[Start of MATERIAL]
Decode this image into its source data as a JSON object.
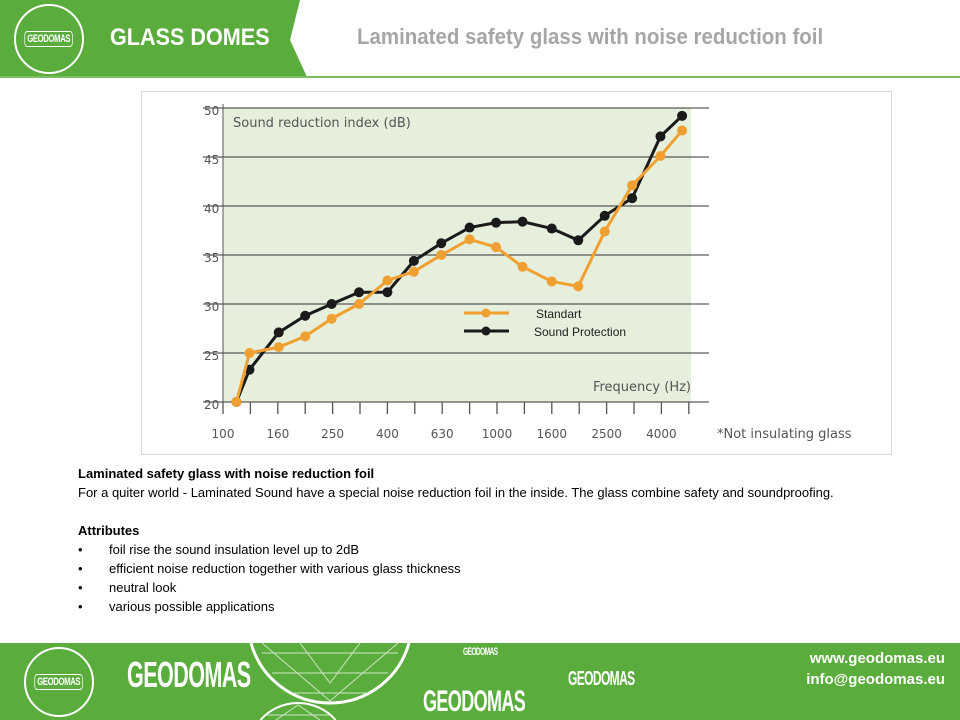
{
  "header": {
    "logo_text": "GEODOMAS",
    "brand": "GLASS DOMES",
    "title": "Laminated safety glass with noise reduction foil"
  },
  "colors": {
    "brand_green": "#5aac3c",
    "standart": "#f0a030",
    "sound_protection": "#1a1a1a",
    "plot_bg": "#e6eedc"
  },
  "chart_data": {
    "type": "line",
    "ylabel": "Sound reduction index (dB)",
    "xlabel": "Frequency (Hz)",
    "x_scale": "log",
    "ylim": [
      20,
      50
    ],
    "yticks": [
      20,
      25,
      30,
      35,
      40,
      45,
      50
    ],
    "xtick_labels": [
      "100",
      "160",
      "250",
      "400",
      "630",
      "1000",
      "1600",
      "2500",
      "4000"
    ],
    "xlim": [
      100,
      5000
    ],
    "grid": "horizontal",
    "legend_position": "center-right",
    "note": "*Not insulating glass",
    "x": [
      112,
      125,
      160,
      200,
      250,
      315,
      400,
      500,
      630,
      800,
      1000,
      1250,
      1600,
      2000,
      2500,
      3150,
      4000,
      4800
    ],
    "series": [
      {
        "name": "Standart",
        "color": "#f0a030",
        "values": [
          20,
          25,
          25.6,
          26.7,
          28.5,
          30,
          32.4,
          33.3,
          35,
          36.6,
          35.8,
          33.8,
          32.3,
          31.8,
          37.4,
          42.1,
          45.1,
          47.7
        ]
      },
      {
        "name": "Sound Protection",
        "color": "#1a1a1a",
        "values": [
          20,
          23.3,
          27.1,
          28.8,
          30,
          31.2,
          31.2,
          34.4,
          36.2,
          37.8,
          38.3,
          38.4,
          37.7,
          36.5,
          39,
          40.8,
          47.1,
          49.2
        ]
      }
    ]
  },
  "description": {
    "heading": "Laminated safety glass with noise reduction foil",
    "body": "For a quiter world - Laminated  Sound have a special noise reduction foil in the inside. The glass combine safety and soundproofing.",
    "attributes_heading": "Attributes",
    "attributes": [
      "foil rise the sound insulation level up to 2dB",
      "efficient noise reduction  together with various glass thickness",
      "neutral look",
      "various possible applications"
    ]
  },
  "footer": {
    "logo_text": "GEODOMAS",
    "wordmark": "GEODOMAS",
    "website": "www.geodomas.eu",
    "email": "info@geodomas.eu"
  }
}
[End of MATERIAL]
Write the full listing out again with every line unchanged, but include no pictures.

Decode this image into its source data as a JSON object.
{
  "header": {
    "logo_text": "GEODOMAS",
    "brand": "GLASS DOMES",
    "title": "Laminated safety glass with noise reduction foil"
  },
  "colors": {
    "brand_green": "#5aac3c",
    "standart": "#f0a030",
    "sound_protection": "#1a1a1a",
    "plot_bg": "#e6eedc"
  },
  "chart_data": {
    "type": "line",
    "ylabel": "Sound reduction index (dB)",
    "xlabel": "Frequency (Hz)",
    "x_scale": "log",
    "ylim": [
      20,
      50
    ],
    "yticks": [
      20,
      25,
      30,
      35,
      40,
      45,
      50
    ],
    "xtick_labels": [
      "100",
      "160",
      "250",
      "400",
      "630",
      "1000",
      "1600",
      "2500",
      "4000"
    ],
    "xlim": [
      100,
      5000
    ],
    "grid": "horizontal",
    "legend_position": "center-right",
    "note": "*Not insulating glass",
    "x": [
      112,
      125,
      160,
      200,
      250,
      315,
      400,
      500,
      630,
      800,
      1000,
      1250,
      1600,
      2000,
      2500,
      3150,
      4000,
      4800
    ],
    "series": [
      {
        "name": "Standart",
        "color": "#f0a030",
        "values": [
          20,
          25,
          25.6,
          26.7,
          28.5,
          30,
          32.4,
          33.3,
          35,
          36.6,
          35.8,
          33.8,
          32.3,
          31.8,
          37.4,
          42.1,
          45.1,
          47.7
        ]
      },
      {
        "name": "Sound Protection",
        "color": "#1a1a1a",
        "values": [
          20,
          23.3,
          27.1,
          28.8,
          30,
          31.2,
          31.2,
          34.4,
          36.2,
          37.8,
          38.3,
          38.4,
          37.7,
          36.5,
          39,
          40.8,
          47.1,
          49.2
        ]
      }
    ]
  },
  "description": {
    "heading": "Laminated safety glass with noise reduction foil",
    "body": "For a quiter world - Laminated  Sound have a special noise reduction foil in the inside. The glass combine safety and soundproofing.",
    "attributes_heading": "Attributes",
    "attributes": [
      "foil rise the sound insulation level up to 2dB",
      "efficient noise reduction  together with various glass thickness",
      "neutral look",
      "various possible applications"
    ]
  },
  "footer": {
    "logo_text": "GEODOMAS",
    "wordmark": "GEODOMAS",
    "website": "www.geodomas.eu",
    "email": "info@geodomas.eu"
  }
}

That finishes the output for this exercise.